**RECORDS SUPPLIED**
▽
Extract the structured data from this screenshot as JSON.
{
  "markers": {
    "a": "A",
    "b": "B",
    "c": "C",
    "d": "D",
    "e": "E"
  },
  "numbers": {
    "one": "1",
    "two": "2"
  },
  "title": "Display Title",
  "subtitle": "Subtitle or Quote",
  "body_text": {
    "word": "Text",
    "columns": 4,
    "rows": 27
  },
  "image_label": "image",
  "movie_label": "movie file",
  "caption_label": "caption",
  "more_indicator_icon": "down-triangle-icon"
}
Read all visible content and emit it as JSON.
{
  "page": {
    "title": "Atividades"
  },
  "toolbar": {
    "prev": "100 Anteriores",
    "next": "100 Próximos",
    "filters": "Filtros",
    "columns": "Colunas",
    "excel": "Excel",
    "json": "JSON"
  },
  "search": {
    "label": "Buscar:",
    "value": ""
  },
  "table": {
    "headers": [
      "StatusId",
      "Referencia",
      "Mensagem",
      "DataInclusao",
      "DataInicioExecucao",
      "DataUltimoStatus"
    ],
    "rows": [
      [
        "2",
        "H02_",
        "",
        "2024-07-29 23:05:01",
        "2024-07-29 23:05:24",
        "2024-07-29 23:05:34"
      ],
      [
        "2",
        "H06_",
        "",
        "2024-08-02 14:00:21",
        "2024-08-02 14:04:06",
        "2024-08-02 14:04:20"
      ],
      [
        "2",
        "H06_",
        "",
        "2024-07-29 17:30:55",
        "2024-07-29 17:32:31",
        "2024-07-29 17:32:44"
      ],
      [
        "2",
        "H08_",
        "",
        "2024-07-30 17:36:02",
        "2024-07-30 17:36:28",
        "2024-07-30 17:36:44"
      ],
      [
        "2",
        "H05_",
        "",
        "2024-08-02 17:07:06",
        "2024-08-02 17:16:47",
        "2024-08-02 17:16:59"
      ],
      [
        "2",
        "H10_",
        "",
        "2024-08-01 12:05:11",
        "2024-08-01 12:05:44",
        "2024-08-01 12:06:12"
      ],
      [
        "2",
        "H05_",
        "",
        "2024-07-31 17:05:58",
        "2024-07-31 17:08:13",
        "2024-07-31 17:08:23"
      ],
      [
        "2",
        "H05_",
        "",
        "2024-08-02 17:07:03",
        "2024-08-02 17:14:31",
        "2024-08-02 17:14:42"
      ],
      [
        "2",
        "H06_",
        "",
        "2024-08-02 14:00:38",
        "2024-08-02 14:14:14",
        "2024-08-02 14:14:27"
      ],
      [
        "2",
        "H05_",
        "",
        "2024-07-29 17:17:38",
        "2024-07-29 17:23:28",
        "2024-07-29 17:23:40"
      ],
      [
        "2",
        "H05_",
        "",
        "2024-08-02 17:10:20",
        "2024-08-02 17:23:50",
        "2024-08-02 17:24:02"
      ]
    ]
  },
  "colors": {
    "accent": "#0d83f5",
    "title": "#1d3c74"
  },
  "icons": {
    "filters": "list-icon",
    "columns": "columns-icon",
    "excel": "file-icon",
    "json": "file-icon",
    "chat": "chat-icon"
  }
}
△
**EXERCISE GOAL**
Look through the data and show every line containing "file".

**SOLUTION TO THIS PROBLEM**
  "movie_label": "movie file",
    "excel": "file-icon",
    "json": "file-icon",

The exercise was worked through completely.